> [Problem]: What follows is a listing; restate every line of it word for word.
+++ Listed records
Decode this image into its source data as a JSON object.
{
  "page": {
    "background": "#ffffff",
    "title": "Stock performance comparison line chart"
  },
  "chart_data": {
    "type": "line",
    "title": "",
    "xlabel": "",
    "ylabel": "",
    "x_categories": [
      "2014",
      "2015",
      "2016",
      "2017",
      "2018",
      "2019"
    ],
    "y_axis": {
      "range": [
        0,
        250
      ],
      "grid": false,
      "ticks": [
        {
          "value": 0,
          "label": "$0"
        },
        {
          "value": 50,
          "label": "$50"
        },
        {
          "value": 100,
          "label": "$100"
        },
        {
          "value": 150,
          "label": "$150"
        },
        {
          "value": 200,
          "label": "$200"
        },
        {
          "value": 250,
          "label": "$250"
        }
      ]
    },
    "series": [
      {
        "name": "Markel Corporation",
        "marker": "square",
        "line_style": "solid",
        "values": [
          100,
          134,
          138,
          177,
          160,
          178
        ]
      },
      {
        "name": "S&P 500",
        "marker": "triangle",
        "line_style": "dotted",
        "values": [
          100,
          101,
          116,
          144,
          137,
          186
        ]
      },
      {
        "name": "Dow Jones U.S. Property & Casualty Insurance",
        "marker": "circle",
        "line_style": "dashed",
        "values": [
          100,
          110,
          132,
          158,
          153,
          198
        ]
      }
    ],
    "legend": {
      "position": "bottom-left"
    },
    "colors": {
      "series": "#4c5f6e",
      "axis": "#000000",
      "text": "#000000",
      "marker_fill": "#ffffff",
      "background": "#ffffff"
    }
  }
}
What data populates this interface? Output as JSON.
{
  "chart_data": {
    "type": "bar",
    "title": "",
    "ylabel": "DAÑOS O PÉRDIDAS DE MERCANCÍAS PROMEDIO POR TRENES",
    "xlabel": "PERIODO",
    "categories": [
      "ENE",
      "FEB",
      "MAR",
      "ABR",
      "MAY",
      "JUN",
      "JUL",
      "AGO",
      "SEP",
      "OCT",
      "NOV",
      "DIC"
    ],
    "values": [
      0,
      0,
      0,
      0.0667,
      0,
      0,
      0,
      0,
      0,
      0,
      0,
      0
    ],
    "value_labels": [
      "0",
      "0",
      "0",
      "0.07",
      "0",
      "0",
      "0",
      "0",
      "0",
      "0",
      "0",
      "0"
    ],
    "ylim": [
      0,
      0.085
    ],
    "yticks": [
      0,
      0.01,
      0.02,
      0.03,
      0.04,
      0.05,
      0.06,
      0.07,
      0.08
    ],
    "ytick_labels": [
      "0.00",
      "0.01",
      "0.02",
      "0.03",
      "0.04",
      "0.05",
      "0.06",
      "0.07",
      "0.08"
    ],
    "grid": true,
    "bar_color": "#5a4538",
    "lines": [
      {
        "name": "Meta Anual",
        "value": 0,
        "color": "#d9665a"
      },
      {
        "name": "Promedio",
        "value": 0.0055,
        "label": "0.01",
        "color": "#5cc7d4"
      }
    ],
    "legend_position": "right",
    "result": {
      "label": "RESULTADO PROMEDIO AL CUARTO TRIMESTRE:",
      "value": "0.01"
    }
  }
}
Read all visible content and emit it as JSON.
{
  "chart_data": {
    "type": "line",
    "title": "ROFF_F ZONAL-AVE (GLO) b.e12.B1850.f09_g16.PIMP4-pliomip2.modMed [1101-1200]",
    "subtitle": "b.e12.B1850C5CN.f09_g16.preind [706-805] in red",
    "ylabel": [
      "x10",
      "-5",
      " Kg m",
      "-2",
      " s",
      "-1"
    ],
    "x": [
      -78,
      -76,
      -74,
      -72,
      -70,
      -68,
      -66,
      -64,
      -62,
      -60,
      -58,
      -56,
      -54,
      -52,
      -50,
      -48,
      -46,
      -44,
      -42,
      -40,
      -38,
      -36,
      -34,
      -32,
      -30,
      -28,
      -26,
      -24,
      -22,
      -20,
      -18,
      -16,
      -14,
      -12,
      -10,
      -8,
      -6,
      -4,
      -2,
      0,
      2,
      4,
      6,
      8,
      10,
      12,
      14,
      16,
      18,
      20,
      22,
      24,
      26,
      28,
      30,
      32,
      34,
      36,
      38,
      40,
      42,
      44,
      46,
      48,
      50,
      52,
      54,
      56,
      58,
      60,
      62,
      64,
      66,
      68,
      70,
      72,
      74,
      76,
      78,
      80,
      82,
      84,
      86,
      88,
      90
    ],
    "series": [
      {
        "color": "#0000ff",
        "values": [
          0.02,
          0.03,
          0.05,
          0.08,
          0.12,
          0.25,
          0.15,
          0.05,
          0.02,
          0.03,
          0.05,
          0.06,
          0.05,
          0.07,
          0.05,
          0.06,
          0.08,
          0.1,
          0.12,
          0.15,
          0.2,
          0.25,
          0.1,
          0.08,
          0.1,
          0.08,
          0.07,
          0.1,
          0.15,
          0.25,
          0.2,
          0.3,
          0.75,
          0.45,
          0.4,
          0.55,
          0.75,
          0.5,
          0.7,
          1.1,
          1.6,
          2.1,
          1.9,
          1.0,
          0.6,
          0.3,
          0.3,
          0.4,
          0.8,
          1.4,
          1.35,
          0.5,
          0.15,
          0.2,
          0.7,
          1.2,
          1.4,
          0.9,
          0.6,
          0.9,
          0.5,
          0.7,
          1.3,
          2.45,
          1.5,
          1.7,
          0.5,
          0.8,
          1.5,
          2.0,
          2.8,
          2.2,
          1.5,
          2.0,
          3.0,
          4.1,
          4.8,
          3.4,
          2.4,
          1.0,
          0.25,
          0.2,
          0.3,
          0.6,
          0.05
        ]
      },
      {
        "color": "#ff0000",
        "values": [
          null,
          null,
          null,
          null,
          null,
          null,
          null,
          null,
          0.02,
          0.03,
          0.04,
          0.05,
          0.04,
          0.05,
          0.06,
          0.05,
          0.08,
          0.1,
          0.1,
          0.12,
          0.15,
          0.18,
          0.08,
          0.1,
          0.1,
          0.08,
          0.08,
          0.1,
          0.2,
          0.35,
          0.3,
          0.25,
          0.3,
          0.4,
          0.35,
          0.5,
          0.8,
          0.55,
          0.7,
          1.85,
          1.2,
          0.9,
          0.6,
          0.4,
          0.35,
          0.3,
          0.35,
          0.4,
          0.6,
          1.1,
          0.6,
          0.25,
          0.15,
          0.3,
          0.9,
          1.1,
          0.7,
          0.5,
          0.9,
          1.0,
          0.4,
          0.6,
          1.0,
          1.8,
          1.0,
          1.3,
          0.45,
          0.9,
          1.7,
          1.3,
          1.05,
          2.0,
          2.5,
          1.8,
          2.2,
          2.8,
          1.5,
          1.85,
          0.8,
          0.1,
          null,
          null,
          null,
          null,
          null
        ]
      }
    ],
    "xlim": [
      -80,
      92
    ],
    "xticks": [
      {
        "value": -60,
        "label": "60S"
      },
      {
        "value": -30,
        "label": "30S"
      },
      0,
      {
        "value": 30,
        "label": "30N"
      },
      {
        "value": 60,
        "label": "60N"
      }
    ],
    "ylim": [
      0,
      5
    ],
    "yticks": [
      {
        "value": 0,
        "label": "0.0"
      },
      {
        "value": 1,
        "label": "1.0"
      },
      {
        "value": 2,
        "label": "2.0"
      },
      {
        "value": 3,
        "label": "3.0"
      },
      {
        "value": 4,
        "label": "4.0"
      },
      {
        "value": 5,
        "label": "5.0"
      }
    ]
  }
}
++++++
> [Expected output]:
Decode this image into its source data as a JSON object.
{
  "page": {
    "background": "#ffffff",
    "title": "Stock performance comparison line chart"
  },
  "chart_data": {
    "type": "line",
    "title": "",
    "xlabel": "",
    "ylabel": "",
    "x_categories": [
      "2014",
      "2015",
      "2016",
      "2017",
      "2018",
      "2019"
    ],
    "y_axis": {
      "range": [
        0,
        250
      ],
      "grid": false,
      "ticks": [
        {
          "value": 0,
          "label": "$0"
        },
        {
          "value": 50,
          "label": "$50"
        },
        {
          "value": 100,
          "label": "$100"
        },
        {
          "value": 150,
          "label": "$150"
        },
        {
          "value": 200,
          "label": "$200"
        },
        {
          "value": 250,
          "label": "$250"
        }
      ]
    },
    "series": [
      {
        "name": "Markel Corporation",
        "marker": "square",
        "line_style": "solid",
        "values": [
          100,
          134,
          138,
          177,
          160,
          178
        ]
      },
      {
        "name": "S&P 500",
        "marker": "triangle",
        "line_style": "dotted",
        "values": [
          100,
          101,
          116,
          144,
          137,
          186
        ]
      },
      {
        "name": "Dow Jones U.S. Property & Casualty Insurance",
        "marker": "circle",
        "line_style": "dashed",
        "values": [
          100,
          110,
          132,
          158,
          153,
          198
        ]
      }
    ],
    "legend": {
      "position": "bottom-left"
    },
    "colors": {
      "series": "#4c5f6e",
      "axis": "#000000",
      "text": "#000000",
      "marker_fill": "#ffffff",
      "background": "#ffffff"
    }
  }
}
What data populates this interface? Output as JSON.
{
  "chart_data": {
    "type": "bar",
    "title": "",
    "ylabel": "DAÑOS O PÉRDIDAS DE MERCANCÍAS PROMEDIO POR TRENES",
    "xlabel": "PERIODO",
    "categories": [
      "ENE",
      "FEB",
      "MAR",
      "ABR",
      "MAY",
      "JUN",
      "JUL",
      "AGO",
      "SEP",
      "OCT",
      "NOV",
      "DIC"
    ],
    "values": [
      0,
      0,
      0,
      0.0667,
      0,
      0,
      0,
      0,
      0,
      0,
      0,
      0
    ],
    "value_labels": [
      "0",
      "0",
      "0",
      "0.07",
      "0",
      "0",
      "0",
      "0",
      "0",
      "0",
      "0",
      "0"
    ],
    "ylim": [
      0,
      0.085
    ],
    "yticks": [
      0,
      0.01,
      0.02,
      0.03,
      0.04,
      0.05,
      0.06,
      0.07,
      0.08
    ],
    "ytick_labels": [
      "0.00",
      "0.01",
      "0.02",
      "0.03",
      "0.04",
      "0.05",
      "0.06",
      "0.07",
      "0.08"
    ],
    "grid": true,
    "bar_color": "#5a4538",
    "lines": [
      {
        "name": "Meta Anual",
        "value": 0,
        "color": "#d9665a"
      },
      {
        "name": "Promedio",
        "value": 0.0055,
        "label": "0.01",
        "color": "#5cc7d4"
      }
    ],
    "legend_position": "right",
    "result": {
      "label": "RESULTADO PROMEDIO AL CUARTO TRIMESTRE:",
      "value": "0.01"
    }
  }
}
Read all visible content and emit it as JSON.
{
  "chart_data": {
    "type": "line",
    "title": "ROFF_F ZONAL-AVE (GLO) b.e12.B1850.f09_g16.PIMP4-pliomip2.modMed [1101-1200]",
    "subtitle": "b.e12.B1850C5CN.f09_g16.preind [706-805] in red",
    "ylabel": [
      "x10",
      "-5",
      " Kg m",
      "-2",
      " s",
      "-1"
    ],
    "x": [
      -78,
      -76,
      -74,
      -72,
      -70,
      -68,
      -66,
      -64,
      -62,
      -60,
      -58,
      -56,
      -54,
      -52,
      -50,
      -48,
      -46,
      -44,
      -42,
      -40,
      -38,
      -36,
      -34,
      -32,
      -30,
      -28,
      -26,
      -24,
      -22,
      -20,
      -18,
      -16,
      -14,
      -12,
      -10,
      -8,
      -6,
      -4,
      -2,
      0,
      2,
      4,
      6,
      8,
      10,
      12,
      14,
      16,
      18,
      20,
      22,
      24,
      26,
      28,
      30,
      32,
      34,
      36,
      38,
      40,
      42,
      44,
      46,
      48,
      50,
      52,
      54,
      56,
      58,
      60,
      62,
      64,
      66,
      68,
      70,
      72,
      74,
      76,
      78,
      80,
      82,
      84,
      86,
      88,
      90
    ],
    "series": [
      {
        "color": "#0000ff",
        "values": [
          0.02,
          0.03,
          0.05,
          0.08,
          0.12,
          0.25,
          0.15,
          0.05,
          0.02,
          0.03,
          0.05,
          0.06,
          0.05,
          0.07,
          0.05,
          0.06,
          0.08,
          0.1,
          0.12,
          0.15,
          0.2,
          0.25,
          0.1,
          0.08,
          0.1,
          0.08,
          0.07,
          0.1,
          0.15,
          0.25,
          0.2,
          0.3,
          0.75,
          0.45,
          0.4,
          0.55,
          0.75,
          0.5,
          0.7,
          1.1,
          1.6,
          2.1,
          1.9,
          1.0,
          0.6,
          0.3,
          0.3,
          0.4,
          0.8,
          1.4,
          1.35,
          0.5,
          0.15,
          0.2,
          0.7,
          1.2,
          1.4,
          0.9,
          0.6,
          0.9,
          0.5,
          0.7,
          1.3,
          2.45,
          1.5,
          1.7,
          0.5,
          0.8,
          1.5,
          2.0,
          2.8,
          2.2,
          1.5,
          2.0,
          3.0,
          4.1,
          4.8,
          3.4,
          2.4,
          1.0,
          0.25,
          0.2,
          0.3,
          0.6,
          0.05
        ]
      },
      {
        "color": "#ff0000",
        "values": [
          null,
          null,
          null,
          null,
          null,
          null,
          null,
          null,
          0.02,
          0.03,
          0.04,
          0.05,
          0.04,
          0.05,
          0.06,
          0.05,
          0.08,
          0.1,
          0.1,
          0.12,
          0.15,
          0.18,
          0.08,
          0.1,
          0.1,
          0.08,
          0.08,
          0.1,
          0.2,
          0.35,
          0.3,
          0.25,
          0.3,
          0.4,
          0.35,
          0.5,
          0.8,
          0.55,
          0.7,
          1.85,
          1.2,
          0.9,
          0.6,
          0.4,
          0.35,
          0.3,
          0.35,
          0.4,
          0.6,
          1.1,
          0.6,
          0.25,
          0.15,
          0.3,
          0.9,
          1.1,
          0.7,
          0.5,
          0.9,
          1.0,
          0.4,
          0.6,
          1.0,
          1.8,
          1.0,
          1.3,
          0.45,
          0.9,
          1.7,
          1.3,
          1.05,
          2.0,
          2.5,
          1.8,
          2.2,
          2.8,
          1.5,
          1.85,
          0.8,
          0.1,
          null,
          null,
          null,
          null,
          null
        ]
      }
    ],
    "xlim": [
      -80,
      92
    ],
    "xticks": [
      {
        "value": -60,
        "label": "60S"
      },
      {
        "value": -30,
        "label": "30S"
      },
      0,
      {
        "value": 30,
        "label": "30N"
      },
      {
        "value": 60,
        "label": "60N"
      }
    ],
    "ylim": [
      0,
      5
    ],
    "yticks": [
      {
        "value": 0,
        "label": "0.0"
      },
      {
        "value": 1,
        "label": "1.0"
      },
      {
        "value": 2,
        "label": "2.0"
      },
      {
        "value": 3,
        "label": "3.0"
      },
      {
        "value": 4,
        "label": "4.0"
      },
      {
        "value": 5,
        "label": "5.0"
      }
    ]
  }
}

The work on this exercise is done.